Tuning dd block size

Though I wouldn't call myself a dd expert, I have had my fair share of occasions to yield the might that is dd. From my first job after college using KNOPPIX and dd to rescue NFL game footage from dying HDDs on behalf of NFL video coordinators, to using dd this past summer to move my girlfriend's OSX installation over to a faster SSD, dd has been an invaluable tool in my Unix arsenal for almost 10 years.

Maybe it's because everyone focuses on getting the of (output file) argument right, or maybe there's more to it, but in my time with dd, one aspect of dd's usage that I've found often overlooked relates to dd's three block size arguments, ibs (input block size), obs (output block size), and the all encompassing bs (input and output block size). Don't get me wrong, making sure you've determined the correct of argument is of paramount importance, but once you've got that nailed down, there's more to be done than breathe a giant sigh of relief. The various block size arguments that dd takes will be the deciding factor between whether the copy completes in a day or in two hours.

A little background on block size

A block in terms of dd as explained by Wikipedia:

A block is a unit measuring the number of bytes that are read, written, or converted at one time.1

As such, the various block size arguments tell dd how many sectors should be copied at once, whether for input, output, or both. By default, most versions of dd will use a block size 512 bytes for both input and output.2 This may have been fine pre-1999 when most hard drives had a sector size of 512 bytes, but in recent years most hard drives have a sector size of at least 4KB (4096 bytes). This change may seem inconsequential but can lead to enormous inefficiencies when combined with the fact that these days many typical consumer hard drives have more than a terabyte of capacity. When dealing with a terabyte or more of data, you really want to make sure you choose an optimal block size.

**Records supplied:**
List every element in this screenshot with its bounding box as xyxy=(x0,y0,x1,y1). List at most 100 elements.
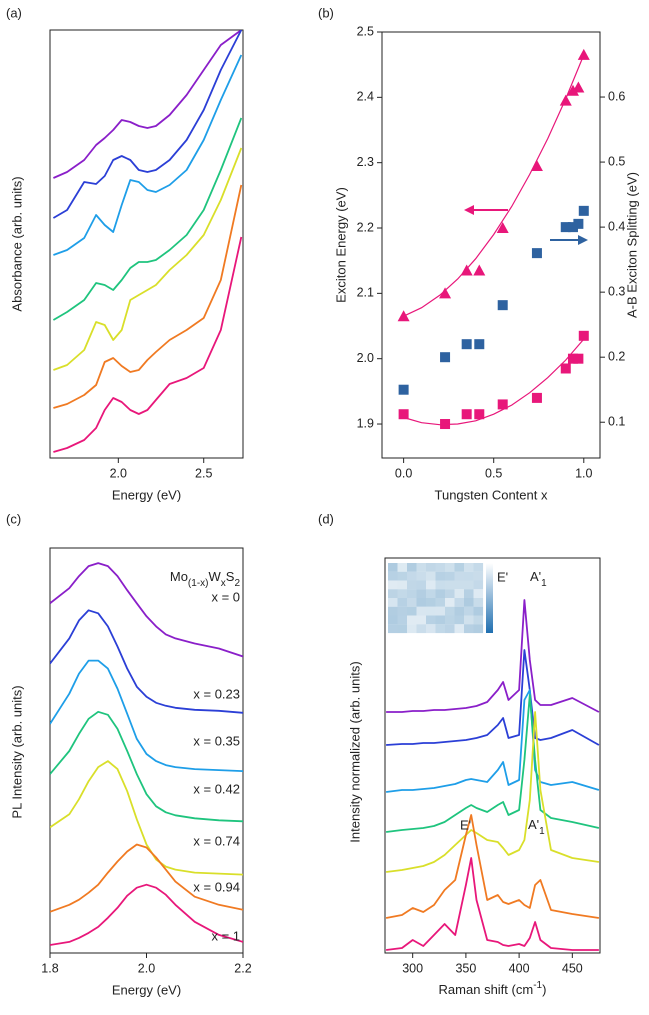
map-cell xyxy=(426,616,436,625)
panel-label: (c) xyxy=(6,511,21,526)
spectrum-line xyxy=(50,845,243,912)
y-tick-label: 2.3 xyxy=(357,155,374,169)
map-cell xyxy=(436,589,446,598)
plot-area xyxy=(386,600,599,950)
square-marker xyxy=(440,352,450,362)
spectrum-line xyxy=(53,55,241,255)
annotation-part: Mo xyxy=(170,569,188,584)
y-tick-label: 2.2 xyxy=(357,220,374,234)
map-cell xyxy=(407,563,417,572)
map-cell xyxy=(407,607,417,616)
map-cell xyxy=(398,563,408,572)
map-cell xyxy=(436,624,446,633)
square-marker xyxy=(462,409,472,419)
map-cell xyxy=(436,563,446,572)
plot-area xyxy=(53,30,241,452)
plot-area xyxy=(398,49,590,429)
map-cell xyxy=(388,624,398,633)
map-cell xyxy=(445,572,455,581)
annotation-part: A' xyxy=(530,569,541,584)
map-cell xyxy=(398,598,408,607)
x-axis-label-part: ) xyxy=(542,982,546,997)
map-cell xyxy=(388,607,398,616)
colorbar xyxy=(486,563,493,633)
annotation-part: 1 xyxy=(541,578,547,589)
arrow-head xyxy=(464,205,474,215)
x-axis-label: Tungsten Content x xyxy=(435,487,548,502)
map-cell xyxy=(474,616,484,625)
y2-axis-label: A-B Exciton Splitting (eV) xyxy=(624,172,639,318)
map-cell xyxy=(407,581,417,590)
annotation: E' xyxy=(460,817,471,832)
curve-label: x = 0.74 xyxy=(193,833,240,848)
x-axis-label: Energy (eV) xyxy=(112,982,181,997)
spectrum-line xyxy=(50,661,243,772)
triangle-marker xyxy=(578,49,590,60)
spectrum-line xyxy=(53,30,241,178)
map-cell xyxy=(426,624,436,633)
map-cell xyxy=(398,572,408,581)
map-cell xyxy=(445,598,455,607)
x-tick-label: 2.5 xyxy=(195,466,212,480)
y-tick-label: 2.4 xyxy=(357,90,374,104)
map-cell xyxy=(398,624,408,633)
map-cell xyxy=(464,598,474,607)
square-marker xyxy=(532,248,542,258)
map-cell xyxy=(407,572,417,581)
map-cell xyxy=(426,607,436,616)
map-cell xyxy=(464,607,474,616)
map-cell xyxy=(474,624,484,633)
map-cell xyxy=(388,563,398,572)
y-axis-label: Intensity normalized (arb. units) xyxy=(347,661,362,842)
annotation: A'1 xyxy=(528,817,545,837)
y-tick-label: 1.9 xyxy=(357,416,374,430)
y-axis-label: PL Intensity (arb. units) xyxy=(9,685,24,818)
map-cell xyxy=(464,589,474,598)
y2-tick-label: 0.1 xyxy=(608,415,625,429)
map-cell xyxy=(455,572,465,581)
annotation-part: 1 xyxy=(539,826,545,837)
map-cell xyxy=(455,589,465,598)
x-tick-label: 400 xyxy=(509,961,530,975)
spectrum-line xyxy=(386,650,599,745)
square-marker xyxy=(573,354,583,364)
spectrum-line xyxy=(53,185,241,408)
x-tick-label: 350 xyxy=(455,961,476,975)
curve-label: x = 0.35 xyxy=(193,733,240,748)
triangle-marker xyxy=(439,287,451,298)
annotation: Mo(1-x)WxS2 xyxy=(170,569,241,589)
map-cell xyxy=(474,589,484,598)
y-tick-label: 2.5 xyxy=(357,24,374,38)
square-marker xyxy=(561,363,571,373)
annotation-part: W xyxy=(208,569,221,584)
y2-tick-label: 0.6 xyxy=(608,89,625,103)
map-cell xyxy=(445,624,455,633)
raman-map-inset xyxy=(388,563,493,633)
map-cell xyxy=(398,581,408,590)
map-cell xyxy=(417,563,427,572)
map-cell xyxy=(445,616,455,625)
map-cell xyxy=(445,563,455,572)
square-marker xyxy=(532,393,542,403)
annotation-part: 2 xyxy=(234,578,240,589)
map-cell xyxy=(455,616,465,625)
map-cell xyxy=(455,624,465,633)
x-tick-label: 450 xyxy=(562,961,583,975)
square-marker xyxy=(399,385,409,395)
annotation: A'1 xyxy=(530,569,547,589)
x-tick-label: 2.0 xyxy=(110,466,127,480)
x-tick-label: 1.0 xyxy=(575,466,592,480)
map-cell xyxy=(455,598,465,607)
curve-label: x = 1 xyxy=(211,928,240,943)
map-cell xyxy=(388,598,398,607)
y-tick-label: 2.0 xyxy=(357,351,374,365)
map-cell xyxy=(417,589,427,598)
plot-frame xyxy=(50,30,243,458)
curve-label: x = 0 xyxy=(211,589,240,604)
spectrum-line xyxy=(50,712,243,822)
map-cell xyxy=(407,598,417,607)
map-cell xyxy=(436,581,446,590)
map-cell xyxy=(388,589,398,598)
annotation-part: (1-x) xyxy=(188,578,209,589)
spectrum-line xyxy=(386,690,599,792)
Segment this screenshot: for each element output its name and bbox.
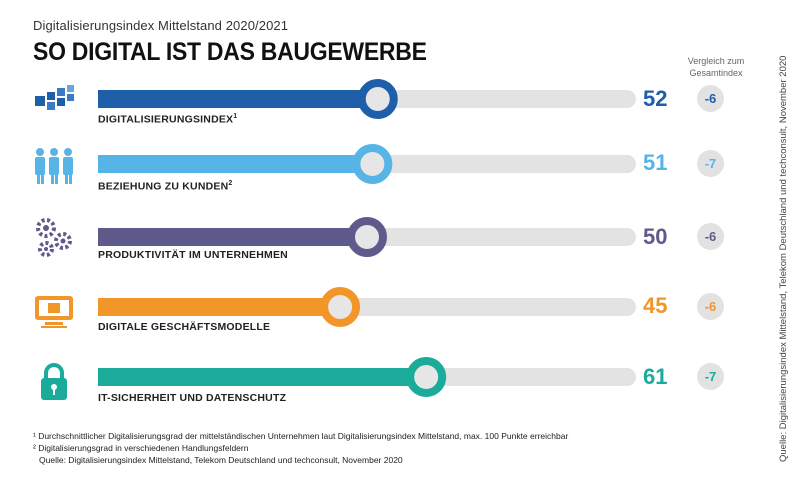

**Requests:**
• A. In the listing, change "plot-area" to "plot-region" in every line from the line containing "map-cell xyxy=(426,616,436,625)" up to and including the line containing "map-cell xyxy=(398,598,408,607)", and reproduce only those lines with nothing else altered.
• B. Carry on the article about tuning dd block size from the point where it ends.
The listing is unrelated to the article on dd block size.

**Outputs in order:**
• A.
map-cell xyxy=(426,616,436,625)
panel-label: (c) xyxy=(6,511,21,526)
spectrum-line xyxy=(50,845,243,912)
y-tick-label: 2.3 xyxy=(357,155,374,169)
map-cell xyxy=(436,589,446,598)
plot-region xyxy=(386,600,599,950)
square-marker xyxy=(440,352,450,362)
spectrum-line xyxy=(53,55,241,255)
annotation-part: Mo xyxy=(170,569,188,584)
y-tick-label: 2.2 xyxy=(357,220,374,234)
map-cell xyxy=(407,563,417,572)
map-cell xyxy=(407,607,417,616)
map-cell xyxy=(398,563,408,572)
map-cell xyxy=(436,624,446,633)
square-marker xyxy=(462,409,472,419)
map-cell xyxy=(436,563,446,572)
plot-region xyxy=(53,30,241,452)
plot-region xyxy=(398,49,590,429)
map-cell xyxy=(388,624,398,633)
map-cell xyxy=(445,572,455,581)
annotation-part: A' xyxy=(530,569,541,584)
map-cell xyxy=(398,598,408,607)

• B.
There's a useful, though pretty dated, message in the archive of the Eugene, Oregon Linux User's Group (Eug-Lug) that offers some perspective on optimal block sizes for dd that can be useful as a jumping off point for your own tests or in those situations where testing different block sizes isn't feasible. The findings presented in the message show that for the author's particular hardware, a block size of about 64K was pretty close to optimal.

That's nice advice, but without more context it's somewhat meaningless, so let's perform a few experiments.

Science!

As an example of the impact that an inefficient/optimal block size can have, I've run a few tests for your consideration. These results are all specific to my hardware, and though they may offer a rule-of-thumb for similar situations, it's important to keep in mind that there is no universally correct block size; what is optimal for one situation may be terribly inefficient for another. To that end, the tests below are meant to provide a simple example of the benefits of optimizing the block size used by dd; they are not intended to accurately replicate real world copy scenarios.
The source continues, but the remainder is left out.